**Data listing**
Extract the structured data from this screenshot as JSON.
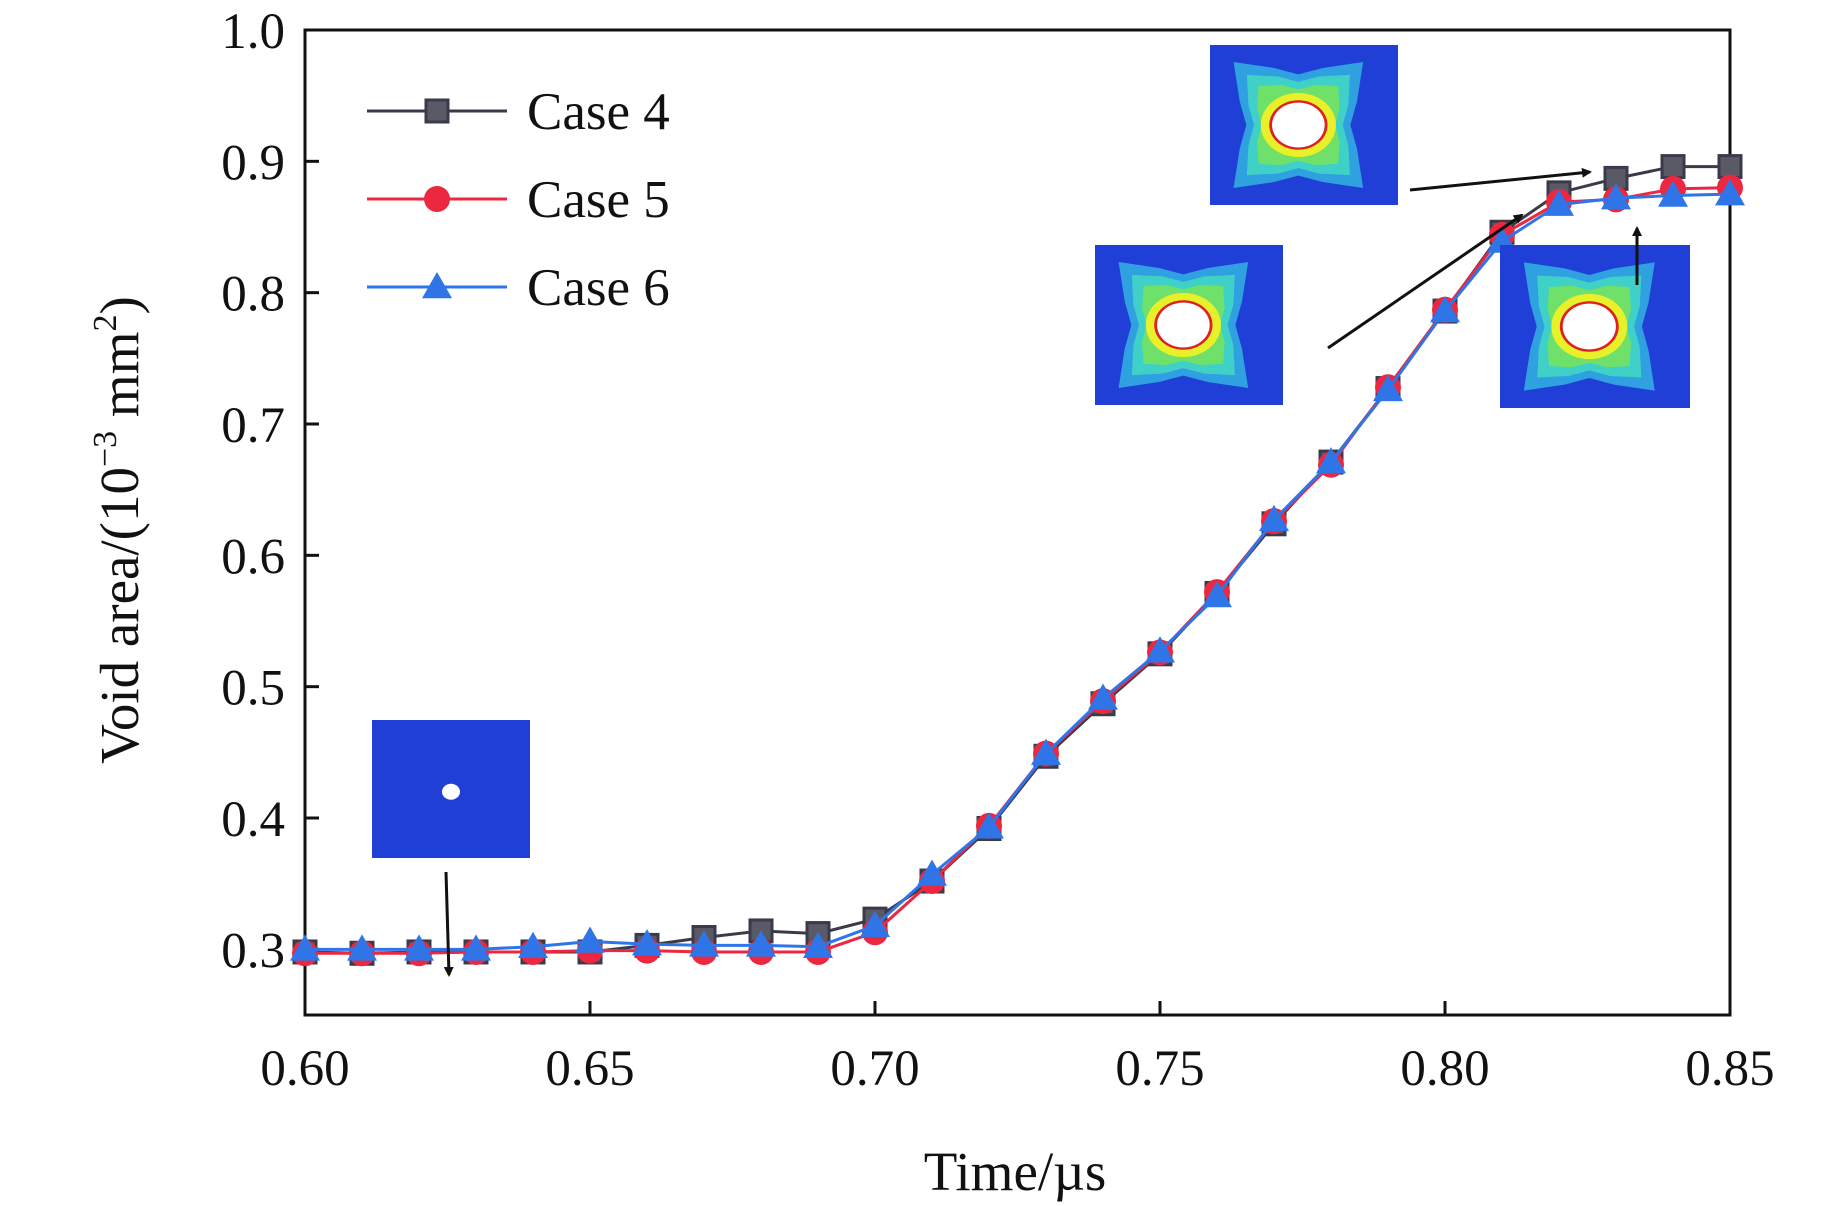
{
  "chart_data": {
    "type": "line",
    "title": "",
    "xlabel": "Time/µs",
    "ylabel": {
      "prefix": "Void area/(10",
      "exponent1": "−3",
      "middle": " mm",
      "exponent2": "2",
      "suffix": ")"
    },
    "xlim": [
      0.6,
      0.85
    ],
    "ylim": [
      0.25,
      1.0
    ],
    "xticks": [
      0.6,
      0.65,
      0.7,
      0.75,
      0.8,
      0.85
    ],
    "xtick_labels": [
      "0.60",
      "0.65",
      "0.70",
      "0.75",
      "0.80",
      "0.85"
    ],
    "yticks": [
      0.3,
      0.4,
      0.5,
      0.6,
      0.7,
      0.8,
      0.9,
      1.0
    ],
    "ytick_labels": [
      "0.3",
      "0.4",
      "0.5",
      "0.6",
      "0.7",
      "0.8",
      "0.9",
      "1.0"
    ],
    "grid": false,
    "legend_position": "top-left",
    "x": [
      0.6,
      0.61,
      0.62,
      0.63,
      0.64,
      0.65,
      0.66,
      0.67,
      0.68,
      0.69,
      0.7,
      0.71,
      0.72,
      0.73,
      0.74,
      0.75,
      0.76,
      0.77,
      0.78,
      0.79,
      0.8,
      0.81,
      0.82,
      0.83,
      0.84,
      0.85
    ],
    "series": [
      {
        "name": "Case 4",
        "color": "#3a3a4a",
        "marker": "square",
        "values": [
          0.298,
          0.297,
          0.298,
          0.298,
          0.298,
          0.298,
          0.303,
          0.309,
          0.314,
          0.312,
          0.323,
          0.352,
          0.392,
          0.447,
          0.487,
          0.525,
          0.571,
          0.624,
          0.671,
          0.727,
          0.786,
          0.846,
          0.876,
          0.887,
          0.896,
          0.896
        ]
      },
      {
        "name": "Case 5",
        "color": "#ec2840",
        "marker": "circle",
        "values": [
          0.297,
          0.297,
          0.297,
          0.298,
          0.298,
          0.299,
          0.299,
          0.298,
          0.298,
          0.298,
          0.313,
          0.352,
          0.394,
          0.449,
          0.489,
          0.526,
          0.572,
          0.626,
          0.669,
          0.728,
          0.787,
          0.844,
          0.869,
          0.871,
          0.879,
          0.88
        ]
      },
      {
        "name": "Case 6",
        "color": "#2f75e8",
        "marker": "triangle",
        "values": [
          0.3,
          0.3,
          0.3,
          0.3,
          0.302,
          0.306,
          0.304,
          0.303,
          0.303,
          0.302,
          0.318,
          0.357,
          0.393,
          0.449,
          0.491,
          0.527,
          0.569,
          0.627,
          0.671,
          0.726,
          0.786,
          0.839,
          0.867,
          0.872,
          0.874,
          0.875
        ]
      }
    ],
    "annotations": [
      {
        "name": "void-inset-initial",
        "description_type": "contour-inset",
        "points_to": {
          "x": 0.625,
          "y": 0.298
        }
      },
      {
        "name": "void-inset-0-81",
        "description_type": "contour-inset",
        "points_to": {
          "x": 0.812,
          "y": 0.862
        }
      },
      {
        "name": "void-inset-0-82",
        "description_type": "contour-inset",
        "points_to": {
          "x": 0.822,
          "y": 0.887
        }
      },
      {
        "name": "void-inset-0-83",
        "description_type": "contour-inset",
        "points_to": {
          "x": 0.833,
          "y": 0.875
        }
      }
    ]
  },
  "colors": {
    "axis": "#111111",
    "contour_background": "#1f3fd6",
    "contour_mid": "#2fa0e0",
    "contour_outer": "#3fd0c8",
    "contour_green": "#6fe06a",
    "contour_yellow": "#e8f02a",
    "contour_red": "#e02020",
    "void": "#ffffff",
    "arrow": "#111111"
  }
}
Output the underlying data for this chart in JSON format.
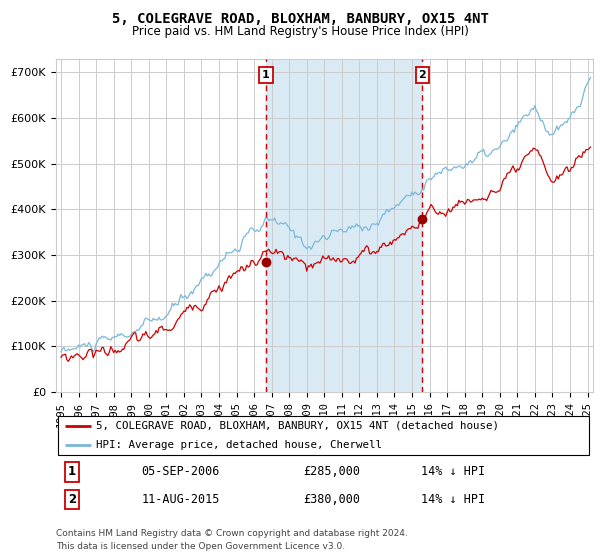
{
  "title": "5, COLEGRAVE ROAD, BLOXHAM, BANBURY, OX15 4NT",
  "subtitle": "Price paid vs. HM Land Registry's House Price Index (HPI)",
  "title_fontsize": 10,
  "subtitle_fontsize": 8.5,
  "ylabel_ticks": [
    "£0",
    "£100K",
    "£200K",
    "£300K",
    "£400K",
    "£500K",
    "£600K",
    "£700K"
  ],
  "ytick_values": [
    0,
    100000,
    200000,
    300000,
    400000,
    500000,
    600000,
    700000
  ],
  "ylim": [
    0,
    730000
  ],
  "xlim_start": 1994.7,
  "xlim_end": 2025.3,
  "xtick_years": [
    1995,
    1996,
    1997,
    1998,
    1999,
    2000,
    2001,
    2002,
    2003,
    2004,
    2005,
    2006,
    2007,
    2008,
    2009,
    2010,
    2011,
    2012,
    2013,
    2014,
    2015,
    2016,
    2017,
    2018,
    2019,
    2020,
    2021,
    2022,
    2023,
    2024,
    2025
  ],
  "purchase1_x": 2006.67,
  "purchase1_y": 285000,
  "purchase1_label": "05-SEP-2006",
  "purchase1_price": "£285,000",
  "purchase1_hpi": "14% ↓ HPI",
  "purchase2_x": 2015.58,
  "purchase2_y": 380000,
  "purchase2_label": "11-AUG-2015",
  "purchase2_price": "£380,000",
  "purchase2_hpi": "14% ↓ HPI",
  "legend_line1": "5, COLEGRAVE ROAD, BLOXHAM, BANBURY, OX15 4NT (detached house)",
  "legend_line2": "HPI: Average price, detached house, Cherwell",
  "footer_line1": "Contains HM Land Registry data © Crown copyright and database right 2024.",
  "footer_line2": "This data is licensed under the Open Government Licence v3.0.",
  "hpi_color": "#7ab8d9",
  "price_color": "#cc0000",
  "vline_color": "#cc0000",
  "bg_shaded_color": "#daeaf5",
  "marker_color": "#990000",
  "number_box_color": "#cc0000",
  "grid_color": "#cccccc",
  "hpi_seed": 10,
  "price_seed": 20
}
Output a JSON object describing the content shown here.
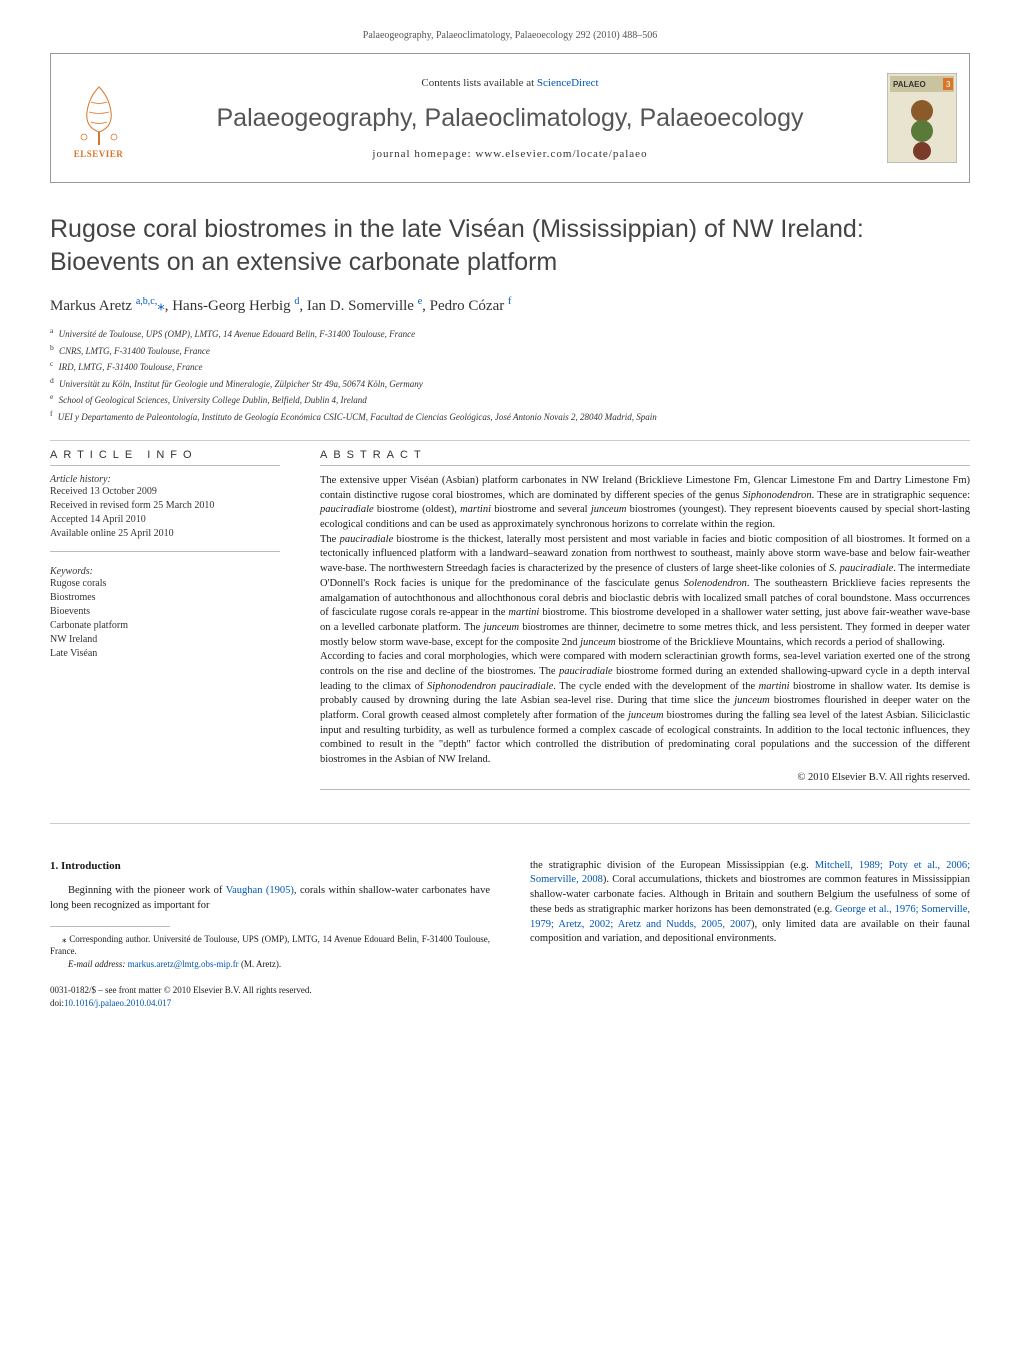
{
  "running_head": "Palaeogeography, Palaeoclimatology, Palaeoecology 292 (2010) 488–506",
  "header": {
    "contents_line_prefix": "Contents lists available at ",
    "sciencedirect": "ScienceDirect",
    "journal_name": "Palaeogeography, Palaeoclimatology, Palaeoecology",
    "homepage_label": "journal homepage: www.elsevier.com/locate/palaeo",
    "elsevier_label": "ELSEVIER",
    "palaeo_cover_label": "PALAEO",
    "palaeo_cover_num": "3"
  },
  "title": "Rugose coral biostromes in the late Viséan (Mississippian) of NW Ireland: Bioevents on an extensive carbonate platform",
  "authors_html": "Markus Aretz <sup>a,b,c,</sup><span class='star'>⁎</span>, Hans-Georg Herbig <sup>d</sup>, Ian D. Somerville <sup>e</sup>, Pedro Cózar <sup>f</sup>",
  "affiliations": [
    {
      "sup": "a",
      "text": "Université de Toulouse, UPS (OMP), LMTG, 14 Avenue Edouard Belin, F-31400 Toulouse, France"
    },
    {
      "sup": "b",
      "text": "CNRS, LMTG, F-31400 Toulouse, France"
    },
    {
      "sup": "c",
      "text": "IRD, LMTG, F-31400 Toulouse, France"
    },
    {
      "sup": "d",
      "text": "Universität zu Köln, Institut für Geologie und Mineralogie, Zülpicher Str 49a, 50674 Köln, Germany"
    },
    {
      "sup": "e",
      "text": "School of Geological Sciences, University College Dublin, Belfield, Dublin 4, Ireland"
    },
    {
      "sup": "f",
      "text": "UEI y Departamento de Paleontología, Instituto de Geología Económica CSIC-UCM, Facultad de Ciencias Geológicas, José Antonio Novais 2, 28040 Madrid, Spain"
    }
  ],
  "article_info_heading": "ARTICLE INFO",
  "abstract_heading": "ABSTRACT",
  "history": {
    "label": "Article history:",
    "lines": [
      "Received 13 October 2009",
      "Received in revised form 25 March 2010",
      "Accepted 14 April 2010",
      "Available online 25 April 2010"
    ]
  },
  "keywords": {
    "label": "Keywords:",
    "items": [
      "Rugose corals",
      "Biostromes",
      "Bioevents",
      "Carbonate platform",
      "NW Ireland",
      "Late Viséan"
    ]
  },
  "abstract": {
    "p1": "The extensive upper Viséan (Asbian) platform carbonates in NW Ireland (Bricklieve Limestone Fm, Glencar Limestone Fm and Dartry Limestone Fm) contain distinctive rugose coral biostromes, which are dominated by different species of the genus <span class='it'>Siphonodendron</span>. These are in stratigraphic sequence: <span class='it'>pauciradiale</span> biostrome (oldest), <span class='it'>martini</span> biostrome and several <span class='it'>junceum</span> biostromes (youngest). They represent bioevents caused by special short-lasting ecological conditions and can be used as approximately synchronous horizons to correlate within the region.",
    "p2": "The <span class='it'>pauciradiale</span> biostrome is the thickest, laterally most persistent and most variable in facies and biotic composition of all biostromes. It formed on a tectonically influenced platform with a landward–seaward zonation from northwest to southeast, mainly above storm wave-base and below fair-weather wave-base. The northwestern Streedagh facies is characterized by the presence of clusters of large sheet-like colonies of <span class='it'>S. pauciradiale</span>. The intermediate O'Donnell's Rock facies is unique for the predominance of the fasciculate genus <span class='it'>Solenodendron</span>. The southeastern Bricklieve facies represents the amalgamation of autochthonous and allochthonous coral debris and bioclastic debris with localized small patches of coral boundstone. Mass occurrences of fasciculate rugose corals re-appear in the <span class='it'>martini</span> biostrome. This biostrome developed in a shallower water setting, just above fair-weather wave-base on a levelled carbonate platform. The <span class='it'>junceum</span> biostromes are thinner, decimetre to some metres thick, and less persistent. They formed in deeper water mostly below storm wave-base, except for the composite 2nd <span class='it'>junceum</span> biostrome of the Bricklieve Mountains, which records a period of shallowing.",
    "p3": "According to facies and coral morphologies, which were compared with modern scleractinian growth forms, sea-level variation exerted one of the strong controls on the rise and decline of the biostromes. The <span class='it'>pauciradiale</span> biostrome formed during an extended shallowing-upward cycle in a depth interval leading to the climax of <span class='it'>Siphonodendron pauciradiale</span>. The cycle ended with the development of the <span class='it'>martini</span> biostrome in shallow water. Its demise is probably caused by drowning during the late Asbian sea-level rise. During that time slice the <span class='it'>junceum</span> biostromes flourished in deeper water on the platform. Coral growth ceased almost completely after formation of the <span class='it'>junceum</span> biostromes during the falling sea level of the latest Asbian. Siliciclastic input and resulting turbidity, as well as turbulence formed a complex cascade of ecological constraints. In addition to the local tectonic influences, they combined to result in the \"depth\" factor which controlled the distribution of predominating coral populations and the succession of the different biostromes in the Asbian of NW Ireland."
  },
  "copyright": "© 2010 Elsevier B.V. All rights reserved.",
  "intro": {
    "heading": "1. Introduction",
    "col1_html": "Beginning with the pioneer work of <span class='ref-link'>Vaughan (1905)</span>, corals within shallow-water carbonates have long been recognized as important for",
    "col2_html": "the stratigraphic division of the European Mississippian (e.g. <span class='ref-link'>Mitchell, 1989; Poty et al., 2006; Somerville, 2008</span>). Coral accumulations, thickets and biostromes are common features in Mississippian shallow-water carbonate facies. Although in Britain and southern Belgium the usefulness of some of these beds as stratigraphic marker horizons has been demonstrated (e.g. <span class='ref-link'>George et al., 1976; Somerville, 1979; Aretz, 2002; Aretz and Nudds, 2005, 2007</span>), only limited data are available on their faunal composition and variation, and depositional environments."
  },
  "corresponding": {
    "text": "⁎ Corresponding author. Université de Toulouse, UPS (OMP), LMTG, 14 Avenue Edouard Belin, F-31400 Toulouse, France.",
    "email_label": "E-mail address: ",
    "email": "markus.aretz@lmtg.obs-mip.fr",
    "email_suffix": " (M. Aretz)."
  },
  "footer": {
    "front_matter": "0031-0182/$ – see front matter © 2010 Elsevier B.V. All rights reserved.",
    "doi_prefix": "doi:",
    "doi": "10.1016/j.palaeo.2010.04.017"
  },
  "colors": {
    "link": "#0056b3",
    "elsevier_orange": "#d97528",
    "rule": "#cccccc",
    "text": "#1a1a1a",
    "muted": "#555555"
  }
}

**Your instructions**
From the material above, gather all lines that include the string "COLEGRAVE" and copy them.

**Written response**
  "title": "5, COLEGRAVE ROAD, BLOXHAM, BANBURY, OX15 4NT",
  "legend_line1": "5, COLEGRAVE ROAD, BLOXHAM, BANBURY, OX15 4NT (detached house)",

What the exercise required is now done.